• _The exercise_
Update the rows below by changing every "fraction-cell" to "fraction-tile" and leaving everything else as it is, and omit the pictures from your answer.

• _Extracted material_
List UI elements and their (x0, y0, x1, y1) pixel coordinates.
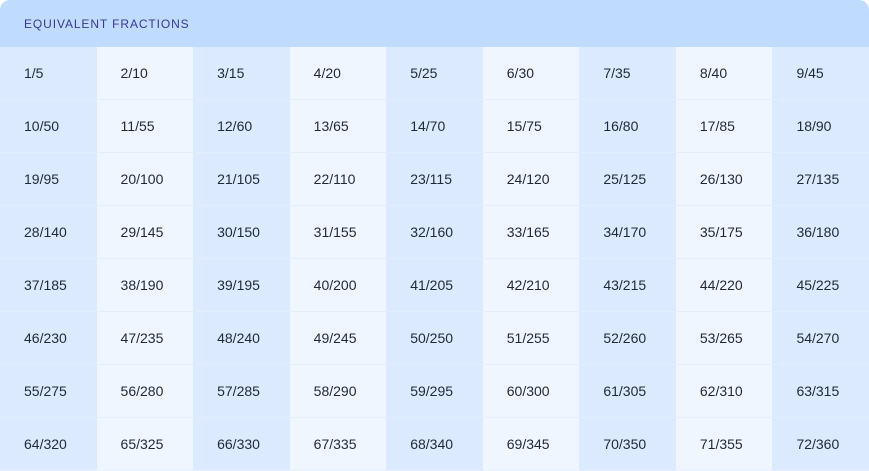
fraction-cell: 62/310 (675, 365, 773, 417)
fraction-cell: 64/320 (0, 418, 97, 470)
fraction-cell: 53/265 (675, 312, 773, 364)
fraction-cell: 66/330 (193, 418, 290, 470)
card-title: EQUIVALENT FRACTIONS (0, 0, 869, 47)
fraction-cell: 10/50 (0, 100, 97, 152)
fraction-cell: 63/315 (772, 365, 869, 417)
fraction-cell: 70/350 (579, 418, 676, 470)
fraction-cell: 38/190 (96, 259, 194, 311)
fraction-cell: 23/115 (386, 153, 483, 205)
fraction-cell: 20/100 (96, 153, 194, 205)
fraction-cell: 15/75 (482, 100, 580, 152)
fraction-cell: 28/140 (0, 206, 97, 258)
fraction-cell: 41/205 (386, 259, 483, 311)
fraction-cell: 49/245 (289, 312, 387, 364)
fraction-cell: 39/195 (193, 259, 290, 311)
fraction-cell: 11/55 (96, 100, 194, 152)
fraction-cell: 25/125 (579, 153, 676, 205)
fraction-cell: 65/325 (96, 418, 194, 470)
fraction-cell: 54/270 (772, 312, 869, 364)
fraction-cell: 27/135 (772, 153, 869, 205)
fraction-cell: 67/335 (289, 418, 387, 470)
fraction-cell: 52/260 (579, 312, 676, 364)
fraction-cell: 68/340 (386, 418, 483, 470)
fraction-cell: 24/120 (482, 153, 580, 205)
fraction-cell: 6/30 (482, 47, 580, 99)
fraction-cell: 56/280 (96, 365, 194, 417)
fraction-cell: 26/130 (675, 153, 773, 205)
fraction-cell: 59/295 (386, 365, 483, 417)
fraction-cell: 55/275 (0, 365, 97, 417)
fraction-cell: 45/225 (772, 259, 869, 311)
fraction-cell: 22/110 (289, 153, 387, 205)
fraction-cell: 3/15 (193, 47, 290, 99)
fraction-cell: 30/150 (193, 206, 290, 258)
fraction-cell: 8/40 (675, 47, 773, 99)
fraction-cell: 60/300 (482, 365, 580, 417)
fraction-cell: 51/255 (482, 312, 580, 364)
fraction-cell: 43/215 (579, 259, 676, 311)
fraction-cell: 1/5 (0, 47, 97, 99)
fraction-cell: 21/105 (193, 153, 290, 205)
fraction-cell: 46/230 (0, 312, 97, 364)
fraction-cell: 17/85 (675, 100, 773, 152)
fraction-cell: 19/95 (0, 153, 97, 205)
fraction-cell: 16/80 (579, 100, 676, 152)
fraction-cell: 58/290 (289, 365, 387, 417)
fraction-cell: 50/250 (386, 312, 483, 364)
fraction-cell: 47/235 (96, 312, 194, 364)
fraction-cell: 7/35 (579, 47, 676, 99)
fraction-cell: 71/355 (675, 418, 773, 470)
fraction-cell: 61/305 (579, 365, 676, 417)
fraction-cell: 48/240 (193, 312, 290, 364)
fraction-cell: 4/20 (289, 47, 387, 99)
fraction-cell: 14/70 (386, 100, 483, 152)
fraction-cell: 13/65 (289, 100, 387, 152)
fraction-cell: 33/165 (482, 206, 580, 258)
fraction-cell: 31/155 (289, 206, 387, 258)
fraction-cell: 9/45 (772, 47, 869, 99)
fraction-cell: 2/10 (96, 47, 194, 99)
fraction-cell: 57/285 (193, 365, 290, 417)
fraction-cell: 35/175 (675, 206, 773, 258)
fraction-cell: 18/90 (772, 100, 869, 152)
fraction-cell: 40/200 (289, 259, 387, 311)
fraction-cell: 34/170 (579, 206, 676, 258)
fraction-cell: 5/25 (386, 47, 483, 99)
fraction-cell: 29/145 (96, 206, 194, 258)
fraction-cell: 36/180 (772, 206, 869, 258)
fraction-cell: 72/360 (772, 418, 869, 470)
fractions-grid: 1/5 2/10 3/15 4/20 5/25 6/30 7/35 8/40 9/45 10/50… (0, 47, 869, 470)
fraction-cell: 44/220 (675, 259, 773, 311)
fraction-cell: 42/210 (482, 259, 580, 311)
fraction-cell: 12/60 (193, 100, 290, 152)
fraction-cell: 32/160 (386, 206, 483, 258)
fraction-cell: 69/345 (482, 418, 580, 470)
fraction-cell: 37/185 (0, 259, 97, 311)
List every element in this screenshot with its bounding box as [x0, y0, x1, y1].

• _Exercise result_
List UI elements and their (x0, y0, x1, y1) pixel coordinates.
fraction-tile: 62/310 (675, 365, 773, 417)
fraction-tile: 64/320 (0, 418, 97, 470)
fraction-tile: 53/265 (675, 312, 773, 364)
fraction-tile: 66/330 (193, 418, 290, 470)
card-title: EQUIVALENT FRACTIONS (0, 0, 869, 47)
fraction-tile: 10/50 (0, 100, 97, 152)
fraction-tile: 63/315 (772, 365, 869, 417)
fraction-tile: 70/350 (579, 418, 676, 470)
fraction-tile: 38/190 (96, 259, 194, 311)
fraction-tile: 23/115 (386, 153, 483, 205)
fraction-tile: 20/100 (96, 153, 194, 205)
fraction-tile: 15/75 (482, 100, 580, 152)
fraction-tile: 28/140 (0, 206, 97, 258)
fraction-tile: 41/205 (386, 259, 483, 311)
fraction-tile: 49/245 (289, 312, 387, 364)
fraction-tile: 39/195 (193, 259, 290, 311)
fraction-tile: 11/55 (96, 100, 194, 152)
fraction-tile: 25/125 (579, 153, 676, 205)
fraction-tile: 65/325 (96, 418, 194, 470)
fraction-tile: 54/270 (772, 312, 869, 364)
fraction-tile: 27/135 (772, 153, 869, 205)
fraction-tile: 67/335 (289, 418, 387, 470)
fraction-tile: 52/260 (579, 312, 676, 364)
fraction-tile: 68/340 (386, 418, 483, 470)
fraction-tile: 24/120 (482, 153, 580, 205)
fraction-tile: 6/30 (482, 47, 580, 99)
fraction-tile: 56/280 (96, 365, 194, 417)
fraction-tile: 26/130 (675, 153, 773, 205)
fraction-tile: 59/295 (386, 365, 483, 417)
fraction-tile: 55/275 (0, 365, 97, 417)
fraction-tile: 45/225 (772, 259, 869, 311)
fraction-tile: 22/110 (289, 153, 387, 205)
fraction-tile: 3/15 (193, 47, 290, 99)
fraction-tile: 30/150 (193, 206, 290, 258)
fraction-tile: 8/40 (675, 47, 773, 99)
fraction-tile: 60/300 (482, 365, 580, 417)
fraction-tile: 51/255 (482, 312, 580, 364)
fraction-tile: 43/215 (579, 259, 676, 311)
fraction-tile: 1/5 (0, 47, 97, 99)
fraction-tile: 21/105 (193, 153, 290, 205)
fraction-tile: 46/230 (0, 312, 97, 364)
fraction-tile: 17/85 (675, 100, 773, 152)
fraction-tile: 19/95 (0, 153, 97, 205)
fraction-tile: 16/80 (579, 100, 676, 152)
fraction-tile: 58/290 (289, 365, 387, 417)
fraction-tile: 50/250 (386, 312, 483, 364)
fraction-tile: 47/235 (96, 312, 194, 364)
fraction-tile: 7/35 (579, 47, 676, 99)
fraction-tile: 71/355 (675, 418, 773, 470)
fraction-tile: 61/305 (579, 365, 676, 417)
fraction-tile: 48/240 (193, 312, 290, 364)
fraction-tile: 4/20 (289, 47, 387, 99)
fraction-tile: 14/70 (386, 100, 483, 152)
fraction-tile: 13/65 (289, 100, 387, 152)
fraction-tile: 33/165 (482, 206, 580, 258)
fraction-tile: 31/155 (289, 206, 387, 258)
fraction-tile: 9/45 (772, 47, 869, 99)
fraction-tile: 2/10 (96, 47, 194, 99)
fraction-tile: 57/285 (193, 365, 290, 417)
fraction-tile: 35/175 (675, 206, 773, 258)
fraction-tile: 18/90 (772, 100, 869, 152)
fraction-tile: 40/200 (289, 259, 387, 311)
fraction-tile: 34/170 (579, 206, 676, 258)
fraction-tile: 5/25 (386, 47, 483, 99)
fraction-tile: 29/145 (96, 206, 194, 258)
fraction-tile: 36/180 (772, 206, 869, 258)
fraction-tile: 72/360 (772, 418, 869, 470)
fractions-grid: 1/5 2/10 3/15 4/20 5/25 6/30 7/35 8/40 9/45 10/50… (0, 47, 869, 470)
fraction-tile: 44/220 (675, 259, 773, 311)
fraction-tile: 42/210 (482, 259, 580, 311)
fraction-tile: 12/60 (193, 100, 290, 152)
fraction-tile: 32/160 (386, 206, 483, 258)
fraction-tile: 69/345 (482, 418, 580, 470)
fraction-tile: 37/185 (0, 259, 97, 311)
List every element in this screenshot with its bounding box as [x0, y0, x1, y1].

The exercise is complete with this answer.